** GIVEN DATA **

■ ■ ■ ■ ■ ■ ■

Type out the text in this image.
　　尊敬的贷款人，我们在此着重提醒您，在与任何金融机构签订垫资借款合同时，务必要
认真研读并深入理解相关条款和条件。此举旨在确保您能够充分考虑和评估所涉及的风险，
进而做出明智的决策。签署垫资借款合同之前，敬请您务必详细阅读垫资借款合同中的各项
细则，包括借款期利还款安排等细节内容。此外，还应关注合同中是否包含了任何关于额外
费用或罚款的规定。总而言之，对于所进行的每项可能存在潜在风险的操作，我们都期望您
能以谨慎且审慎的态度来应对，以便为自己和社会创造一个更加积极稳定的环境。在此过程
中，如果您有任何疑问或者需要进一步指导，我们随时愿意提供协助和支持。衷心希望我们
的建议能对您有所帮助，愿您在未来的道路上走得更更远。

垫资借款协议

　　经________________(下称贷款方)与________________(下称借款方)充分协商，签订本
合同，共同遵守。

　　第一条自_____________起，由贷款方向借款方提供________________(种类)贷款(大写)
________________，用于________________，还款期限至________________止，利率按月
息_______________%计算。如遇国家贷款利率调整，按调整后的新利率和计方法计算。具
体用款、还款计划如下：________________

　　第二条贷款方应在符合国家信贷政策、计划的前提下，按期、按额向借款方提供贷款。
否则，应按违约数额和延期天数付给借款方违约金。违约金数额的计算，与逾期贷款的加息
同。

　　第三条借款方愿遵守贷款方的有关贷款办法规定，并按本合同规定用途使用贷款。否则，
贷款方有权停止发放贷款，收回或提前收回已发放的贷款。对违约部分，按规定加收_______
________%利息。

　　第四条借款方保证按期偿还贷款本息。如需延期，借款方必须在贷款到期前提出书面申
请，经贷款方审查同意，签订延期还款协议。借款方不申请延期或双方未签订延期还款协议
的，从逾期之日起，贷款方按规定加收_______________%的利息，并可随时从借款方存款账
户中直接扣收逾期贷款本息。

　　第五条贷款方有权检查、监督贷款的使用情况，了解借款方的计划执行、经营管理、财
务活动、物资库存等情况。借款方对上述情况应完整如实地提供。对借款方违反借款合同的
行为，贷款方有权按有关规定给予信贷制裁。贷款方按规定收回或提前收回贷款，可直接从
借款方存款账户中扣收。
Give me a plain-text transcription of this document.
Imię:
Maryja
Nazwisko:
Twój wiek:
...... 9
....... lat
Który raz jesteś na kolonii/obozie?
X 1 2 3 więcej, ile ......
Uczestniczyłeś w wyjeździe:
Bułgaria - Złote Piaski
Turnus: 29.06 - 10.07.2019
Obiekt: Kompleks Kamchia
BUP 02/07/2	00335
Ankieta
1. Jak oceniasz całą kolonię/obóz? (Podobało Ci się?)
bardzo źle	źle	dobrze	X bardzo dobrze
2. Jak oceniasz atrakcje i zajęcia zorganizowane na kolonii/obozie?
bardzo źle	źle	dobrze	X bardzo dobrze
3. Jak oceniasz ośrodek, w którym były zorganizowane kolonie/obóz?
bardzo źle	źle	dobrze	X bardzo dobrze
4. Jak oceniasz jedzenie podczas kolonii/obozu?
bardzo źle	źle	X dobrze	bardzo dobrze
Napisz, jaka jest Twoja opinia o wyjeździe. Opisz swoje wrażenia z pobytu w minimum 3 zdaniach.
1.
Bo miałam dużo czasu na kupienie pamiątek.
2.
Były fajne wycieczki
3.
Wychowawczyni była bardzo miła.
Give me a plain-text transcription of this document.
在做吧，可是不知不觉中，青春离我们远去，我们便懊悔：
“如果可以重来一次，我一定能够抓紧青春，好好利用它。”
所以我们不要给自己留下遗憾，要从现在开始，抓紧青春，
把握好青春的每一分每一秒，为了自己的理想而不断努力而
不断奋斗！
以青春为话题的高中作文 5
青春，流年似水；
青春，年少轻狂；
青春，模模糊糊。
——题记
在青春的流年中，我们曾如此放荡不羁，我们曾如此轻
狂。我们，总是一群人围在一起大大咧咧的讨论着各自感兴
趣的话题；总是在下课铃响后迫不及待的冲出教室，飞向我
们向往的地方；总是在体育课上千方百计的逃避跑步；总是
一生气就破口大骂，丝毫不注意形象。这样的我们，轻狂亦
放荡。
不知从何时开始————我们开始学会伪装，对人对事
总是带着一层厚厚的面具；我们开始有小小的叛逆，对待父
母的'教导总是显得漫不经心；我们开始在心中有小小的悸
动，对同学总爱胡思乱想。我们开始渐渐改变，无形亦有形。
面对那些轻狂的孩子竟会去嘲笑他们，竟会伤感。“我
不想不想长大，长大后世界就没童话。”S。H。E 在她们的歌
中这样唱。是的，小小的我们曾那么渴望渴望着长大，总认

■ ■ ■ ■ ■ ■ ■

** TASK TO CARRY OUT **
Copy the lines from the entries above in which the word "obozie" appears.

** ANSWER FOR THIS EXERCISE **
Który raz jesteś na kolonii/obozie?
2. Jak oceniasz atrakcje i zajęcia zorganizowane na kolonii/obozie?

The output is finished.